>> START Data records

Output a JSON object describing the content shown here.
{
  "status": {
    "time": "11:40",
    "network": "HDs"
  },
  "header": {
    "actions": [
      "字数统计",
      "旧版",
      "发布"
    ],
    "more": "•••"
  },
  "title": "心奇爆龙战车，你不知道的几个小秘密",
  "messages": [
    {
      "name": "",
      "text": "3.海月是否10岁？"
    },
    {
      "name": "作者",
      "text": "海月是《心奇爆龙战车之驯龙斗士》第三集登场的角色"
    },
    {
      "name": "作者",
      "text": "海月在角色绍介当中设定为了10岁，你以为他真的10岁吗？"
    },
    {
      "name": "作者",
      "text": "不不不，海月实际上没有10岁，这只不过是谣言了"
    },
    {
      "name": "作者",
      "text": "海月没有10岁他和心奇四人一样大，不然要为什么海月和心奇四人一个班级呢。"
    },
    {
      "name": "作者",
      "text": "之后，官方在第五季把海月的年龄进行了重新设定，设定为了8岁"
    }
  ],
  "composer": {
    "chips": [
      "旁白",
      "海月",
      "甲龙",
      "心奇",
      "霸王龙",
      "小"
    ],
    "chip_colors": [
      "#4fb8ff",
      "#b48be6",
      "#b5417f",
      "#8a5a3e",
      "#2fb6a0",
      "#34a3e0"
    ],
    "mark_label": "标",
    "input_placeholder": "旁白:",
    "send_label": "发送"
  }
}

>> END Data records

▶ Exercise aim: Repeat the listing above without any change.

▶ The answer:
Output a JSON object describing the content shown here.
{
  "status": {
    "time": "11:40",
    "network": "HDs"
  },
  "header": {
    "actions": [
      "字数统计",
      "旧版",
      "发布"
    ],
    "more": "•••"
  },
  "title": "心奇爆龙战车，你不知道的几个小秘密",
  "messages": [
    {
      "name": "",
      "text": "3.海月是否10岁？"
    },
    {
      "name": "作者",
      "text": "海月是《心奇爆龙战车之驯龙斗士》第三集登场的角色"
    },
    {
      "name": "作者",
      "text": "海月在角色绍介当中设定为了10岁，你以为他真的10岁吗？"
    },
    {
      "name": "作者",
      "text": "不不不，海月实际上没有10岁，这只不过是谣言了"
    },
    {
      "name": "作者",
      "text": "海月没有10岁他和心奇四人一样大，不然要为什么海月和心奇四人一个班级呢。"
    },
    {
      "name": "作者",
      "text": "之后，官方在第五季把海月的年龄进行了重新设定，设定为了8岁"
    }
  ],
  "composer": {
    "chips": [
      "旁白",
      "海月",
      "甲龙",
      "心奇",
      "霸王龙",
      "小"
    ],
    "chip_colors": [
      "#4fb8ff",
      "#b48be6",
      "#b5417f",
      "#8a5a3e",
      "#2fb6a0",
      "#34a3e0"
    ],
    "mark_label": "标",
    "input_placeholder": "旁白:",
    "send_label": "发送"
  }
}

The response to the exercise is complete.